**** STORED DATA

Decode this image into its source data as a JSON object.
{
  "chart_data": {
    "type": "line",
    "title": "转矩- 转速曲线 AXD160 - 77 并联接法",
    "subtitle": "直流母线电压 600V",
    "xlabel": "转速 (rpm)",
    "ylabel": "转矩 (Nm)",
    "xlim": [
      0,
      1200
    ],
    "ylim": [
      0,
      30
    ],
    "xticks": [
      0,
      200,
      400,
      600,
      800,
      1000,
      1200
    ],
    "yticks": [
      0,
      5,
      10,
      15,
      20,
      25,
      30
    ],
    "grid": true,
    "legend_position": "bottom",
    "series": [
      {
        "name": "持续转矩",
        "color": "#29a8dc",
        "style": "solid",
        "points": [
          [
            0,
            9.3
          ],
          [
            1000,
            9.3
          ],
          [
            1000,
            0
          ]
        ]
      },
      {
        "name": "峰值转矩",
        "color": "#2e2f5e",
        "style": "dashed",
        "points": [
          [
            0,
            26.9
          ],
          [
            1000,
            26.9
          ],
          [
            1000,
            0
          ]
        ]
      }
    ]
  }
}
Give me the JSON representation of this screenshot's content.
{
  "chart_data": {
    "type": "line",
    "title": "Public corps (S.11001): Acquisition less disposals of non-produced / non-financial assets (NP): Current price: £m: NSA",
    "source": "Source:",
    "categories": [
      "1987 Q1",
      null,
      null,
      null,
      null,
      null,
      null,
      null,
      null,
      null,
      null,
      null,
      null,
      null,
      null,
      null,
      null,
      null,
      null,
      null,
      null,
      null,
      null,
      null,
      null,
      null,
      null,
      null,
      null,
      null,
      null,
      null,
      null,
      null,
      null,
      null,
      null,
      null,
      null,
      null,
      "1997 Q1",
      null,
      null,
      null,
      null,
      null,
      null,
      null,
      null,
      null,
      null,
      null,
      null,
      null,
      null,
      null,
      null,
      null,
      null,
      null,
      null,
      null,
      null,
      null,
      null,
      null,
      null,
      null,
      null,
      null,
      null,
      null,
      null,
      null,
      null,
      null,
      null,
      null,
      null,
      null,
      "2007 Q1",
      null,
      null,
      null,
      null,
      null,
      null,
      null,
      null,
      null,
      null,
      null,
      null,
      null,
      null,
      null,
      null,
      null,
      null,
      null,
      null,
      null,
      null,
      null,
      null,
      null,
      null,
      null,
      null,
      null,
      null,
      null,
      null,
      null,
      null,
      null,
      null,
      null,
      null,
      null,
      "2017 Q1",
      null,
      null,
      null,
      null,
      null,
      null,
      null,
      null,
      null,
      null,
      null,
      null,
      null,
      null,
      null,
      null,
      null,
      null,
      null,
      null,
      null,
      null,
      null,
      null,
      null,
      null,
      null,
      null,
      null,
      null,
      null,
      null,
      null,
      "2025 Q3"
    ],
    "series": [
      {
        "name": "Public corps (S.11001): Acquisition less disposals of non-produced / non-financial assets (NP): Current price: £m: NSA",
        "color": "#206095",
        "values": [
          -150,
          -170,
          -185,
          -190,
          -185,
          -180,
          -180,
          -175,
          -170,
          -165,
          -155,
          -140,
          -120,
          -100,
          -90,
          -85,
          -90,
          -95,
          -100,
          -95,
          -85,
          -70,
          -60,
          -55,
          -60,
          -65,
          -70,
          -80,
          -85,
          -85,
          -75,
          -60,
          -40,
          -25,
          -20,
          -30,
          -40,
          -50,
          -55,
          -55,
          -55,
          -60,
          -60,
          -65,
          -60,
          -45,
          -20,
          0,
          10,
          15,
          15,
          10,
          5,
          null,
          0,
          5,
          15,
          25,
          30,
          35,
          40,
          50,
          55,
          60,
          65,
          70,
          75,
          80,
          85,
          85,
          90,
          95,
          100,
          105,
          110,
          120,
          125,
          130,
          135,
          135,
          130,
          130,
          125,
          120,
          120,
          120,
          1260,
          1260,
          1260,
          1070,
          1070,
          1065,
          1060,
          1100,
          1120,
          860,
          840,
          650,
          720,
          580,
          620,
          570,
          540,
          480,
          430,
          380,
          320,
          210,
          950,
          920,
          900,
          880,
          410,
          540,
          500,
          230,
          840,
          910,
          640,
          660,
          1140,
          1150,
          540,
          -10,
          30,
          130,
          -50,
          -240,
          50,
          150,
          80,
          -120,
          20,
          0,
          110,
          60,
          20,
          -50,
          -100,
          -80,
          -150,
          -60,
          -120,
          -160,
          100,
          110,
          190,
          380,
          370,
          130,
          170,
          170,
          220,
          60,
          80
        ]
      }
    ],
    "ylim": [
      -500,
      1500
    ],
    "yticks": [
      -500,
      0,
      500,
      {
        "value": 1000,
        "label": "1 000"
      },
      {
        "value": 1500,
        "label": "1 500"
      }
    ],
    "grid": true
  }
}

********
**** STORED DATA

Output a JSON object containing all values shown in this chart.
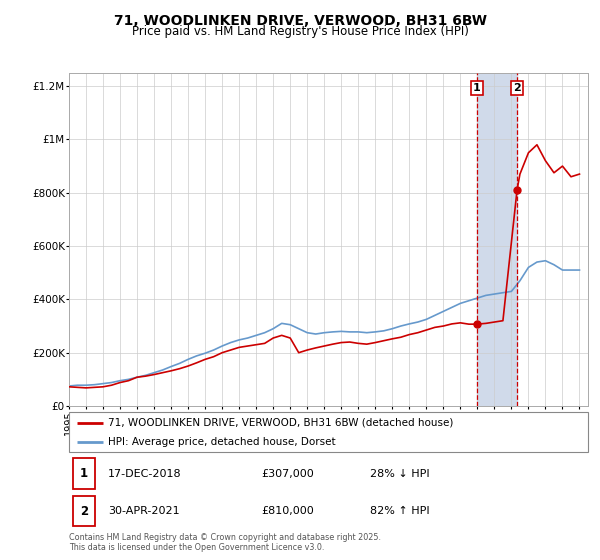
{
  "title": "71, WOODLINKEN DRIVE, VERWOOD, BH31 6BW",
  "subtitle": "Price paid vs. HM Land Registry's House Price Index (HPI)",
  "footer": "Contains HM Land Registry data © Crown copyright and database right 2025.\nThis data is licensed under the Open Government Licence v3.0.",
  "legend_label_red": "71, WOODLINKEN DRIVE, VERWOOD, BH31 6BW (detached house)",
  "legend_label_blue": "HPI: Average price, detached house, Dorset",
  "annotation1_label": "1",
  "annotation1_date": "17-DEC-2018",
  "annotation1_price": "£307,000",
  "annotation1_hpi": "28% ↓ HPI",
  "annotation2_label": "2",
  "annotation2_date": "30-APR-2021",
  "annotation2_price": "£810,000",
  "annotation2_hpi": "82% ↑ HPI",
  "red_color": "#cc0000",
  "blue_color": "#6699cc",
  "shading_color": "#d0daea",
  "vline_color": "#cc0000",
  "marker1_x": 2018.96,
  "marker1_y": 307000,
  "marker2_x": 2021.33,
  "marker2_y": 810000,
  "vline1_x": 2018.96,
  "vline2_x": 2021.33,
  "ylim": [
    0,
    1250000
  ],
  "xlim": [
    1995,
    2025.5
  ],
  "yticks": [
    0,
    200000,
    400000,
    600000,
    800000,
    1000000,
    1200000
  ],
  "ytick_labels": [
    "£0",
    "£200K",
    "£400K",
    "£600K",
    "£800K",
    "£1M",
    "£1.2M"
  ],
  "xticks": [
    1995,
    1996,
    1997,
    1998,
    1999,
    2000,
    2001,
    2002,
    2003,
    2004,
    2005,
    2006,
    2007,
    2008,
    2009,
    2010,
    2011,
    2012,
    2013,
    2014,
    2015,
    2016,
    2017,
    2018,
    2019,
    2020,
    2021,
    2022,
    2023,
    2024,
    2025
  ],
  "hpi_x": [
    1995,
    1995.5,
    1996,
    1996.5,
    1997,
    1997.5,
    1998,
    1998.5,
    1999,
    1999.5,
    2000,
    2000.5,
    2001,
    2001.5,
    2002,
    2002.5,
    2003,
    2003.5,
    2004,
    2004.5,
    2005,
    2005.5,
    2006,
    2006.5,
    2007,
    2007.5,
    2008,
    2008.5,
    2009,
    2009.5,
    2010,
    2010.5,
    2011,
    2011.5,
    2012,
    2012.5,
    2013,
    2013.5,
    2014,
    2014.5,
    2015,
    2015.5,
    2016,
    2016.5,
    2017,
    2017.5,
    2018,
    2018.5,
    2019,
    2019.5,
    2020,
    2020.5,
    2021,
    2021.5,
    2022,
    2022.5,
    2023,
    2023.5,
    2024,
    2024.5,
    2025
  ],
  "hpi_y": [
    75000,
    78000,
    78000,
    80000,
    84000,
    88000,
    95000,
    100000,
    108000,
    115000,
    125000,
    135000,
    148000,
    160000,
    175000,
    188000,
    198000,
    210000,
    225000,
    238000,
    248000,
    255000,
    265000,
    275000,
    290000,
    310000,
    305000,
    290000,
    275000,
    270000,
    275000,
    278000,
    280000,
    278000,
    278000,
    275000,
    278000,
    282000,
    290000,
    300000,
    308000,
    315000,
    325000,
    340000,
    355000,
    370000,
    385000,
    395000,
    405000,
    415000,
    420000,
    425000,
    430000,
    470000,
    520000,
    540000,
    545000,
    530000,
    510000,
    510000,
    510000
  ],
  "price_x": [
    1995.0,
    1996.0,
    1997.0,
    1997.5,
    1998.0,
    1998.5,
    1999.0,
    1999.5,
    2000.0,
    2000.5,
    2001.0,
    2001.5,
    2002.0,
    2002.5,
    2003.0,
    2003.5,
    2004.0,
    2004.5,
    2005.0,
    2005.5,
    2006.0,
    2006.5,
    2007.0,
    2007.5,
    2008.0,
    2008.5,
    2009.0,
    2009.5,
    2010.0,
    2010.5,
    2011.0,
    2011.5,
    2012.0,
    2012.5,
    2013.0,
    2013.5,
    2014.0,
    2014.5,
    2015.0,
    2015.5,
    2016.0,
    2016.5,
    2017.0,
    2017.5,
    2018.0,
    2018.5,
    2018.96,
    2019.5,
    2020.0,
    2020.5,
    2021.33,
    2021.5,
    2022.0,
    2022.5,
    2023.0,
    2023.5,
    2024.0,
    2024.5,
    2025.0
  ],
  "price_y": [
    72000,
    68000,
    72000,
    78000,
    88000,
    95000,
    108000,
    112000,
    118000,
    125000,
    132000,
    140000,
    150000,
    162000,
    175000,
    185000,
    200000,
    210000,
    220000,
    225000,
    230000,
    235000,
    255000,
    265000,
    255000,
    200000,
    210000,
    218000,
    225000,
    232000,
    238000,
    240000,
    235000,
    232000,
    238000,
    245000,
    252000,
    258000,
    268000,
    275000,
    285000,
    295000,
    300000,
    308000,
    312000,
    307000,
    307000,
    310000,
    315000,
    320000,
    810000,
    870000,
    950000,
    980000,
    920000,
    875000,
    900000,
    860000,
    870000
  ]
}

********

THE PROBLEM:
List all lines from the entries that include the word "subtitle".

RESPONSE TO THE TASK:
    "subtitle": "直流母线电压 600V",
  "subtitle": "Price paid vs. HM Land Registry's House Price Index (HPI)",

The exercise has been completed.